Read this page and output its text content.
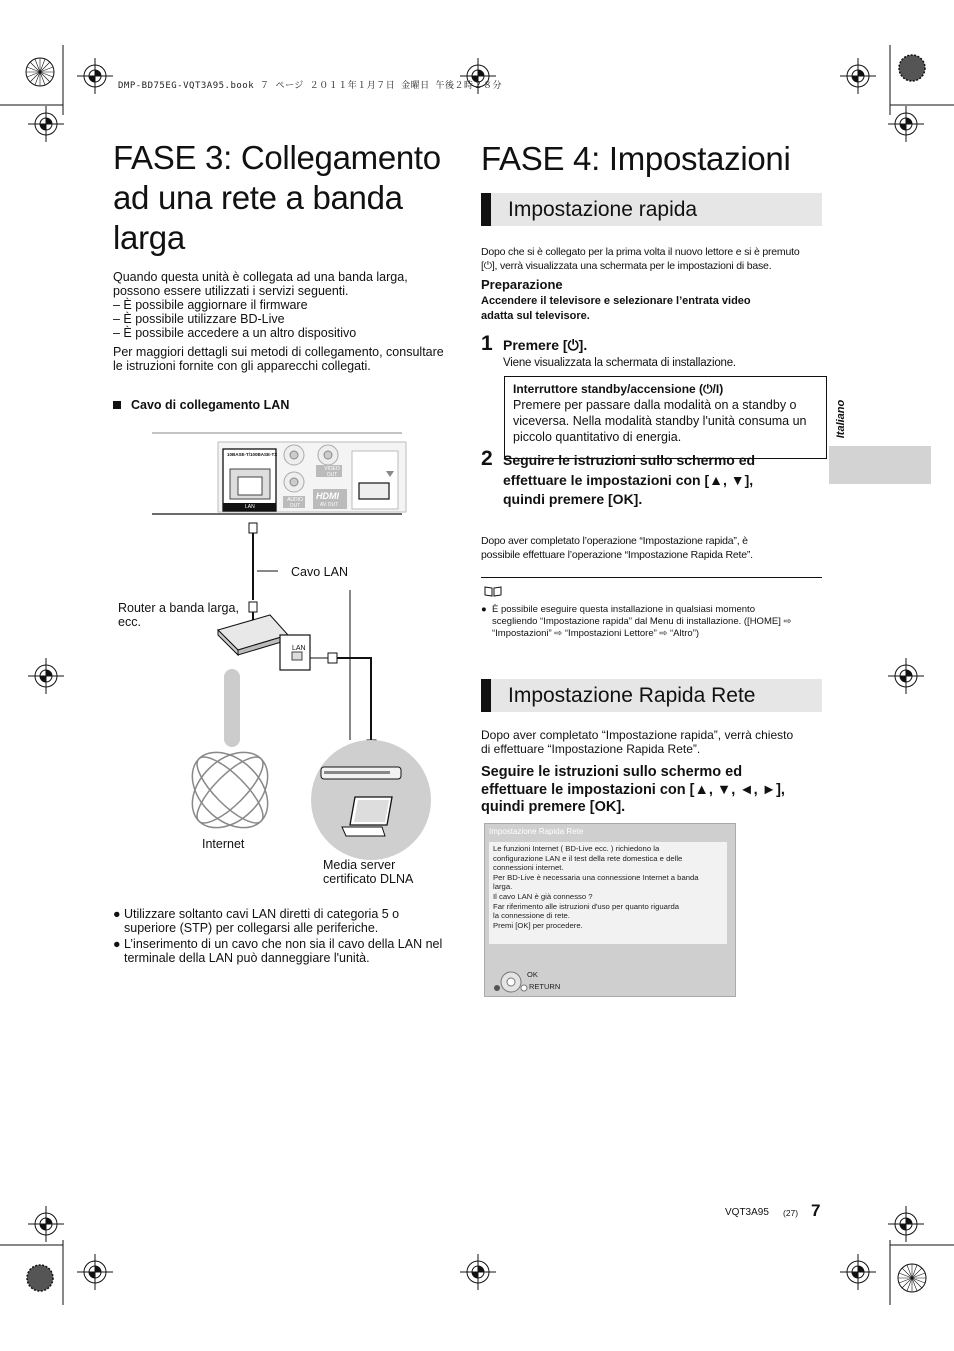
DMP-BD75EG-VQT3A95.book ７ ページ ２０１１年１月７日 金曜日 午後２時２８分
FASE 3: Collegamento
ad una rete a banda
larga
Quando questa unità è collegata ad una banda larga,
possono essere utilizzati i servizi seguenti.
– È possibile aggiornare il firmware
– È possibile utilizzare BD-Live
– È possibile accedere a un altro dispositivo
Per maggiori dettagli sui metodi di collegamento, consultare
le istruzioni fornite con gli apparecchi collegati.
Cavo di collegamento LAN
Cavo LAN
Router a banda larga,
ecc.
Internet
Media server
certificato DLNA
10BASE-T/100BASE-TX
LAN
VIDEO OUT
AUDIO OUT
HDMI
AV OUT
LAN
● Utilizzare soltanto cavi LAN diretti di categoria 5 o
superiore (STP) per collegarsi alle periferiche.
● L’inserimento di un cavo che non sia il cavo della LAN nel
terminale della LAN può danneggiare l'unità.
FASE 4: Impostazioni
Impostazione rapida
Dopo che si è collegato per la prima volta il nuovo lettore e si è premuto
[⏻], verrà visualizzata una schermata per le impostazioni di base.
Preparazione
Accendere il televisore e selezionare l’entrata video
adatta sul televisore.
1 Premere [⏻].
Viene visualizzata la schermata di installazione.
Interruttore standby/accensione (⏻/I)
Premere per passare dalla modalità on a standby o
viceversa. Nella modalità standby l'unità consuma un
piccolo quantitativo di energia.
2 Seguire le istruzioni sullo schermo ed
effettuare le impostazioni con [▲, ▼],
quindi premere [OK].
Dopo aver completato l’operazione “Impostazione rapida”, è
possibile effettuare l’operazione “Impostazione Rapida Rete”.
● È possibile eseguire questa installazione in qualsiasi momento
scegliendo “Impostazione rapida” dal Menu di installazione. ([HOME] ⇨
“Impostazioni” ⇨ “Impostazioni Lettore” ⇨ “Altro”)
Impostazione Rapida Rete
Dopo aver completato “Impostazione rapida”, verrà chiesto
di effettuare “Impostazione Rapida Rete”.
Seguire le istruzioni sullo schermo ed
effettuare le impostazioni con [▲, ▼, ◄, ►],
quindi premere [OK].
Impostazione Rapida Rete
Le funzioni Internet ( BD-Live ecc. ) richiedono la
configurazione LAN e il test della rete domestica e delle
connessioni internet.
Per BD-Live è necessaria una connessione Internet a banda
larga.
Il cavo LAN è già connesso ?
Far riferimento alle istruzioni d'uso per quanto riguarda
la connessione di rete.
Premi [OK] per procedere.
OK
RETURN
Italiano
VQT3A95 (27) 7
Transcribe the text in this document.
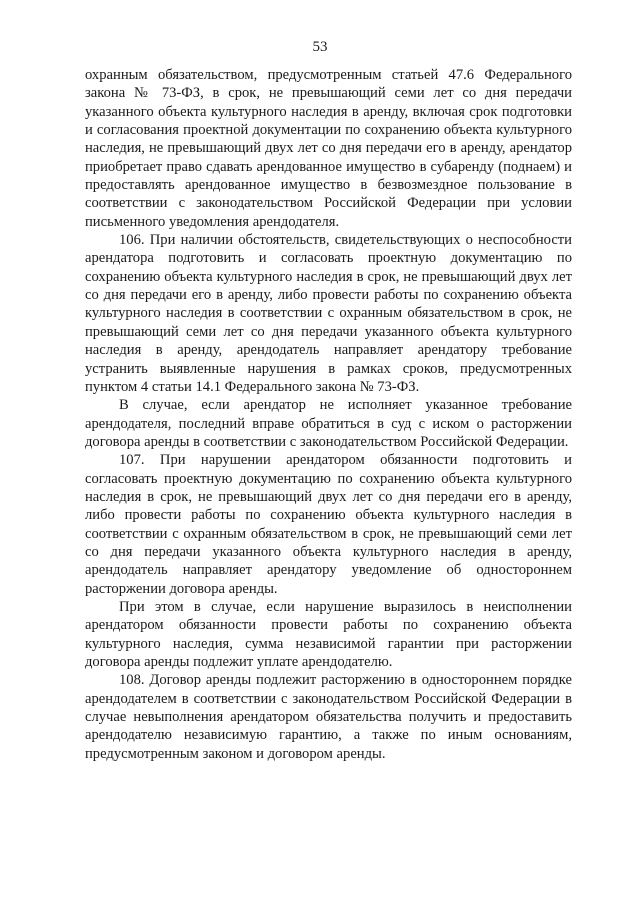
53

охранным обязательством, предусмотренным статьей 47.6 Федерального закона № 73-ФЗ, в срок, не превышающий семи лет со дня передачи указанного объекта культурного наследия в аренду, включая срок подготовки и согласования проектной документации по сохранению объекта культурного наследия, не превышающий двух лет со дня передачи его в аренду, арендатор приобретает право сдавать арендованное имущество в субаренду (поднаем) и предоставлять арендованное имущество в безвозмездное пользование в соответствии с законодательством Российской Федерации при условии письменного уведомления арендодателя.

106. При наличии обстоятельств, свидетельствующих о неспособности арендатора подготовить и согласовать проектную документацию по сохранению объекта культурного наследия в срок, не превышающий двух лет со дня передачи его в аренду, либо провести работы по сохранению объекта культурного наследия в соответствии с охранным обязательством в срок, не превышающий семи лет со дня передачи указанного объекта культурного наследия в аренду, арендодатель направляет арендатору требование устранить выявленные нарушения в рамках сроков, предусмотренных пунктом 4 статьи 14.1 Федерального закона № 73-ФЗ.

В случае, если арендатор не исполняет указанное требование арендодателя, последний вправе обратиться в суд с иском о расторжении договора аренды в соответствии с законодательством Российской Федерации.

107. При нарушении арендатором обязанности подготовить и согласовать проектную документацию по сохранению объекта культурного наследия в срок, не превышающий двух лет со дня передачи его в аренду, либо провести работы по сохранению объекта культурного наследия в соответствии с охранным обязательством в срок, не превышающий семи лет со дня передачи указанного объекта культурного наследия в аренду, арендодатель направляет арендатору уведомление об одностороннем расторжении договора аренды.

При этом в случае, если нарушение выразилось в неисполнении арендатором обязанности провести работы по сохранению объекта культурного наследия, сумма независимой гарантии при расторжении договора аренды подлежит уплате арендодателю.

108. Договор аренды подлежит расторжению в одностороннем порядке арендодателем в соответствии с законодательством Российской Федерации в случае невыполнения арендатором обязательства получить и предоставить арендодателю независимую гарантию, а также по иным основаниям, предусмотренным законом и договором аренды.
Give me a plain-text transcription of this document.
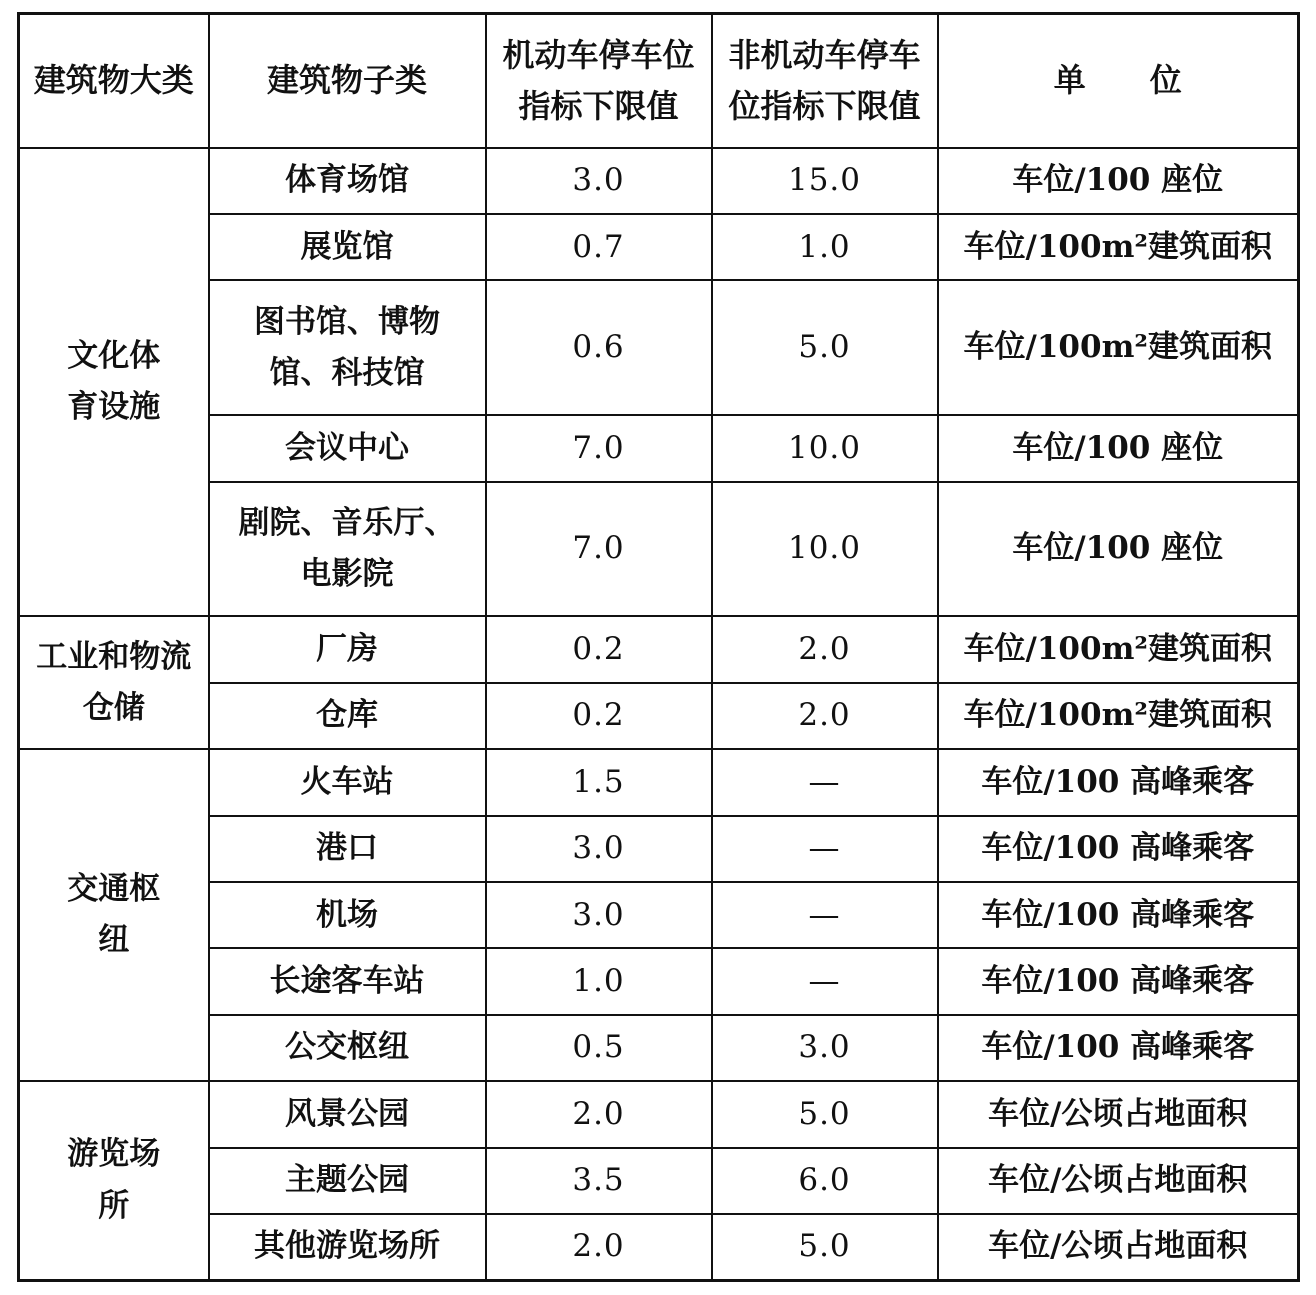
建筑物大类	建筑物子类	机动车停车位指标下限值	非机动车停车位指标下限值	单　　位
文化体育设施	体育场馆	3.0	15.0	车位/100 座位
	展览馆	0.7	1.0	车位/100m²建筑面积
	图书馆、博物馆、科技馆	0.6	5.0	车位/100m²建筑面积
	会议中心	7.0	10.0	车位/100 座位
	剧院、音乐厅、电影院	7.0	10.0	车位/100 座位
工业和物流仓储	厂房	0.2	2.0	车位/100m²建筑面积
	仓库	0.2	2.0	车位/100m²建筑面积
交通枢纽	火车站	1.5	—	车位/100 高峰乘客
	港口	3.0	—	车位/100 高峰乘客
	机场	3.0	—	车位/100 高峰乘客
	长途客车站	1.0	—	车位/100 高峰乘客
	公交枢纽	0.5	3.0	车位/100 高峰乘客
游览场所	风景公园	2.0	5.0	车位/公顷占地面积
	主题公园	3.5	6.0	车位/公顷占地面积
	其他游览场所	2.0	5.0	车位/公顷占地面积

WHAT YOU WILL DO. Quote verbatim every line starting at the line that contains "Give me a plain-text" and ending with the last line of the records; omit all pictures.

SOLUTION.
Give me a plain-text transcription of this document.
建筑物大类	建筑物子类	机动车停车位指标下限值	非机动车停车位指标下限值	单　　位
文化体育设施	体育场馆	3.0	15.0	车位/100 座位
	展览馆	0.7	1.0	车位/100m²建筑面积
	图书馆、博物馆、科技馆	0.6	5.0	车位/100m²建筑面积
	会议中心	7.0	10.0	车位/100 座位
	剧院、音乐厅、电影院	7.0	10.0	车位/100 座位
工业和物流仓储	厂房	0.2	2.0	车位/100m²建筑面积
	仓库	0.2	2.0	车位/100m²建筑面积
交通枢纽	火车站	1.5	—	车位/100 高峰乘客
	港口	3.0	—	车位/100 高峰乘客
	机场	3.0	—	车位/100 高峰乘客
	长途客车站	1.0	—	车位/100 高峰乘客
	公交枢纽	0.5	3.0	车位/100 高峰乘客
游览场所	风景公园	2.0	5.0	车位/公顷占地面积
	主题公园	3.5	6.0	车位/公顷占地面积
	其他游览场所	2.0	5.0	车位/公顷占地面积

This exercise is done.